Exercise instructions:
Determine how many lines contain the string "JSON". Reply with that figure and nothing else.

Records shown:

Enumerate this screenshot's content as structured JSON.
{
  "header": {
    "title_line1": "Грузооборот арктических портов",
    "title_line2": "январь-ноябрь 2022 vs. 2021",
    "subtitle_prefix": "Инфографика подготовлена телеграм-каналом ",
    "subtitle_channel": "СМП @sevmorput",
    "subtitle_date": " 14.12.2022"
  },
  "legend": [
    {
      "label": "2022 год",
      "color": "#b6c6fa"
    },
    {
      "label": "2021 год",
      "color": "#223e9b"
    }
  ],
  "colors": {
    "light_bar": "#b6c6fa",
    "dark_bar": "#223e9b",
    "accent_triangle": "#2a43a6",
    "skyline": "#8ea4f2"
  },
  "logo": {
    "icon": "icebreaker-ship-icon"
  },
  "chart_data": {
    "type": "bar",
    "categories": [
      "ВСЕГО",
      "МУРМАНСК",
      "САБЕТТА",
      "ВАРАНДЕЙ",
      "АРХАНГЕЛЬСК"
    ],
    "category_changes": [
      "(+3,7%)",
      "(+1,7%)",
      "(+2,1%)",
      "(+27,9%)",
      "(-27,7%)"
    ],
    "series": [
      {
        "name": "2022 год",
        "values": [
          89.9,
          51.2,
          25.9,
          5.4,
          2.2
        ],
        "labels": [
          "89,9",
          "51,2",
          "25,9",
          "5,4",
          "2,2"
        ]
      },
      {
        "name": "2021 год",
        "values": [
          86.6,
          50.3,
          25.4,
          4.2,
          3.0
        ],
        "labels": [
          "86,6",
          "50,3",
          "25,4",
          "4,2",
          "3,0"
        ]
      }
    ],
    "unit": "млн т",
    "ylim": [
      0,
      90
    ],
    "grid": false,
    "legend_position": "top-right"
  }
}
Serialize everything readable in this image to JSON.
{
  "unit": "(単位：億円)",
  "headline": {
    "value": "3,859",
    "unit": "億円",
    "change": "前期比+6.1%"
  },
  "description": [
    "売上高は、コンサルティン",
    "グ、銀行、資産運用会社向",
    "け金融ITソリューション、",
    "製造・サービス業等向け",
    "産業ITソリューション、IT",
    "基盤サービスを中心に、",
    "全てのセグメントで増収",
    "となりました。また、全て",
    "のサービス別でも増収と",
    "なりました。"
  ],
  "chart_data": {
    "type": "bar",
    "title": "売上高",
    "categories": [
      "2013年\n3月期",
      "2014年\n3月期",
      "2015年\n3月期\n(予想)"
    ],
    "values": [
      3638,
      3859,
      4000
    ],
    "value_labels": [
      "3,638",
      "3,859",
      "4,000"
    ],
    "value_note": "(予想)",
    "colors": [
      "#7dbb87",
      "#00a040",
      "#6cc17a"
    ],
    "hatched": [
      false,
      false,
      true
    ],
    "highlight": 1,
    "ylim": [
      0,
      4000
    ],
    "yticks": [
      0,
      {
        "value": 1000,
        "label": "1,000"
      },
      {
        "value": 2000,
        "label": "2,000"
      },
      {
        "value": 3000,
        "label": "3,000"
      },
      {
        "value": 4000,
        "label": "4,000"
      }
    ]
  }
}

Solution:
2